* Begin Data for this task *
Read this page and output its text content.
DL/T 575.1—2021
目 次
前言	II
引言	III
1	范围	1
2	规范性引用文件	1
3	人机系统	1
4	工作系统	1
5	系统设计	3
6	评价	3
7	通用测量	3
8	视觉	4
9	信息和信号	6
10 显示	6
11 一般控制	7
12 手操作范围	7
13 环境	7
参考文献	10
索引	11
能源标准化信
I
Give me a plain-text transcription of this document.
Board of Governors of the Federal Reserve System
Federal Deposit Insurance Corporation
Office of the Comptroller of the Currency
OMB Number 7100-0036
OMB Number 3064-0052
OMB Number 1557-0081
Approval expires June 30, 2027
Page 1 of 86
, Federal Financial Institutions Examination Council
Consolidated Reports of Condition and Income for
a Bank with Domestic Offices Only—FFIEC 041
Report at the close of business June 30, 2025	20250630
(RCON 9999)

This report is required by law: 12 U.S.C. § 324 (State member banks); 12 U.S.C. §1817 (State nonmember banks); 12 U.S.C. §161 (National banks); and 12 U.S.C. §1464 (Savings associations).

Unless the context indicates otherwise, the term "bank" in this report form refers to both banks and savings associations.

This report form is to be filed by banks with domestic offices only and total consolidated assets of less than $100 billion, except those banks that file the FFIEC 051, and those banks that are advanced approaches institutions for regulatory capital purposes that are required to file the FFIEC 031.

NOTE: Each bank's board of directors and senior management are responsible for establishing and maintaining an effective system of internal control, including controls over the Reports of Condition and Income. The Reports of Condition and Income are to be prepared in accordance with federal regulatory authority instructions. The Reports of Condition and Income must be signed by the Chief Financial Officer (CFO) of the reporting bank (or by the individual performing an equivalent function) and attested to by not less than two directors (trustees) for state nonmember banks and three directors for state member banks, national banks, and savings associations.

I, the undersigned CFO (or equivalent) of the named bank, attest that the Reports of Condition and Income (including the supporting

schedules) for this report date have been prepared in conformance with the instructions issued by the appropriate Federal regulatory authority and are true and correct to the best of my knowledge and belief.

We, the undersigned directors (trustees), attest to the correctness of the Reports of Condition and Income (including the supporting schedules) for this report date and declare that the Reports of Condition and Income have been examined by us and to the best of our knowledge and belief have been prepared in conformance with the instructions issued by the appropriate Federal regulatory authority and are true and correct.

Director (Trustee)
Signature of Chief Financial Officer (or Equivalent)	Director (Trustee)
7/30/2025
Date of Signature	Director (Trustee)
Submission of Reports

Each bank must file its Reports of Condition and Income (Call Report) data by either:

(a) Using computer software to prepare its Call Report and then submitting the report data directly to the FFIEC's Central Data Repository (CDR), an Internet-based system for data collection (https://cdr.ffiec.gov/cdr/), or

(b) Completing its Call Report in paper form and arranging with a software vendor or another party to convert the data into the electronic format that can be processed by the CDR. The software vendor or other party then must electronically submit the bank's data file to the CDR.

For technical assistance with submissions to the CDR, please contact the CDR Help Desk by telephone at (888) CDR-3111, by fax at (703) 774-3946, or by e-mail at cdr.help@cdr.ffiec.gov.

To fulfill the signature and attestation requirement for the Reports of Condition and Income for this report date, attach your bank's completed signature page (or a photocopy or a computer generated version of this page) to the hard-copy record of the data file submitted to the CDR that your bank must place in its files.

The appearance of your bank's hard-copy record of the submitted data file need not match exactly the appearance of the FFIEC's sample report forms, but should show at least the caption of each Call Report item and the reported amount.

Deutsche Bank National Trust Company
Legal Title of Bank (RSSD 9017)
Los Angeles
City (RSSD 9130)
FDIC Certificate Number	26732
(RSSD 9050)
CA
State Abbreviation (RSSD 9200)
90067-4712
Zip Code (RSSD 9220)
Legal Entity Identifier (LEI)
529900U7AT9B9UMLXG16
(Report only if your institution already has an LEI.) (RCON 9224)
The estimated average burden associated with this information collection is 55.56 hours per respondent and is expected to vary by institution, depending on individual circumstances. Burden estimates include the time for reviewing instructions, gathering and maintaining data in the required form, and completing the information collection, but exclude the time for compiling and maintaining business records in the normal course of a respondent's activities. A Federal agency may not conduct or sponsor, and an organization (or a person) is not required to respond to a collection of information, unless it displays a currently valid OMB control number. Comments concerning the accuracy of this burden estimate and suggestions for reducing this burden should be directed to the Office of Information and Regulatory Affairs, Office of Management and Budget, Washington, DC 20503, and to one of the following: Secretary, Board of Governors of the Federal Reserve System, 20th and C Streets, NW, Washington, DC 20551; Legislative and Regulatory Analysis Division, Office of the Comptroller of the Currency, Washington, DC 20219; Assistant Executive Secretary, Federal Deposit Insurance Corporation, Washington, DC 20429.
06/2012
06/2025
* End Data for this task *
[The exercise]: From the listing above, extract every line exactly as it stands.

[The response]:
Read this page and output its text content.
DL/T 575.1—2021
目 次
前言	II
引言	III
1	范围	1
2	规范性引用文件	1
3	人机系统	1
4	工作系统	1
5	系统设计	3
6	评价	3
7	通用测量	3
8	视觉	4
9	信息和信号	6
10 显示	6
11 一般控制	7
12 手操作范围	7
13 环境	7
参考文献	10
索引	11
能源标准化信
I
Give me a plain-text transcription of this document.
Board of Governors of the Federal Reserve System
Federal Deposit Insurance Corporation
Office of the Comptroller of the Currency
OMB Number 7100-0036
OMB Number 3064-0052
OMB Number 1557-0081
Approval expires June 30, 2027
Page 1 of 86
, Federal Financial Institutions Examination Council
Consolidated Reports of Condition and Income for
a Bank with Domestic Offices Only—FFIEC 041
Report at the close of business June 30, 2025	20250630
(RCON 9999)

This report is required by law: 12 U.S.C. § 324 (State member banks); 12 U.S.C. §1817 (State nonmember banks); 12 U.S.C. §161 (National banks); and 12 U.S.C. §1464 (Savings associations).

Unless the context indicates otherwise, the term "bank" in this report form refers to both banks and savings associations.

This report form is to be filed by banks with domestic offices only and total consolidated assets of less than $100 billion, except those banks that file the FFIEC 051, and those banks that are advanced approaches institutions for regulatory capital purposes that are required to file the FFIEC 031.

NOTE: Each bank's board of directors and senior management are responsible for establishing and maintaining an effective system of internal control, including controls over the Reports of Condition and Income. The Reports of Condition and Income are to be prepared in accordance with federal regulatory authority instructions. The Reports of Condition and Income must be signed by the Chief Financial Officer (CFO) of the reporting bank (or by the individual performing an equivalent function) and attested to by not less than two directors (trustees) for state nonmember banks and three directors for state member banks, national banks, and savings associations.

I, the undersigned CFO (or equivalent) of the named bank, attest that the Reports of Condition and Income (including the supporting

schedules) for this report date have been prepared in conformance with the instructions issued by the appropriate Federal regulatory authority and are true and correct to the best of my knowledge and belief.

We, the undersigned directors (trustees), attest to the correctness of the Reports of Condition and Income (including the supporting schedules) for this report date and declare that the Reports of Condition and Income have been examined by us and to the best of our knowledge and belief have been prepared in conformance with the instructions issued by the appropriate Federal regulatory authority and are true and correct.

Director (Trustee)
Signature of Chief Financial Officer (or Equivalent)	Director (Trustee)
7/30/2025
Date of Signature	Director (Trustee)
Submission of Reports

Each bank must file its Reports of Condition and Income (Call Report) data by either:

(a) Using computer software to prepare its Call Report and then submitting the report data directly to the FFIEC's Central Data Repository (CDR), an Internet-based system for data collection (https://cdr.ffiec.gov/cdr/), or

(b) Completing its Call Report in paper form and arranging with a software vendor or another party to convert the data into the electronic format that can be processed by the CDR. The software vendor or other party then must electronically submit the bank's data file to the CDR.

For technical assistance with submissions to the CDR, please contact the CDR Help Desk by telephone at (888) CDR-3111, by fax at (703) 774-3946, or by e-mail at cdr.help@cdr.ffiec.gov.

To fulfill the signature and attestation requirement for the Reports of Condition and Income for this report date, attach your bank's completed signature page (or a photocopy or a computer generated version of this page) to the hard-copy record of the data file submitted to the CDR that your bank must place in its files.

The appearance of your bank's hard-copy record of the submitted data file need not match exactly the appearance of the FFIEC's sample report forms, but should show at least the caption of each Call Report item and the reported amount.

Deutsche Bank National Trust Company
Legal Title of Bank (RSSD 9017)
Los Angeles
City (RSSD 9130)
FDIC Certificate Number	26732
(RSSD 9050)
CA
State Abbreviation (RSSD 9200)
90067-4712
Zip Code (RSSD 9220)
Legal Entity Identifier (LEI)
529900U7AT9B9UMLXG16
(Report only if your institution already has an LEI.) (RCON 9224)
The estimated average burden associated with this information collection is 55.56 hours per respondent and is expected to vary by institution, depending on individual circumstances. Burden estimates include the time for reviewing instructions, gathering and maintaining data in the required form, and completing the information collection, but exclude the time for compiling and maintaining business records in the normal course of a respondent's activities. A Federal agency may not conduct or sponsor, and an organization (or a person) is not required to respond to a collection of information, unless it displays a currently valid OMB control number. Comments concerning the accuracy of this burden estimate and suggestions for reducing this burden should be directed to the Office of Information and Regulatory Affairs, Office of Management and Budget, Washington, DC 20503, and to one of the following: Secretary, Board of Governors of the Federal Reserve System, 20th and C Streets, NW, Washington, DC 20551; Legislative and Regulatory Analysis Division, Office of the Comptroller of the Currency, Washington, DC 20219; Assistant Executive Secretary, Federal Deposit Insurance Corporation, Washington, DC 20429.
06/2012
06/2025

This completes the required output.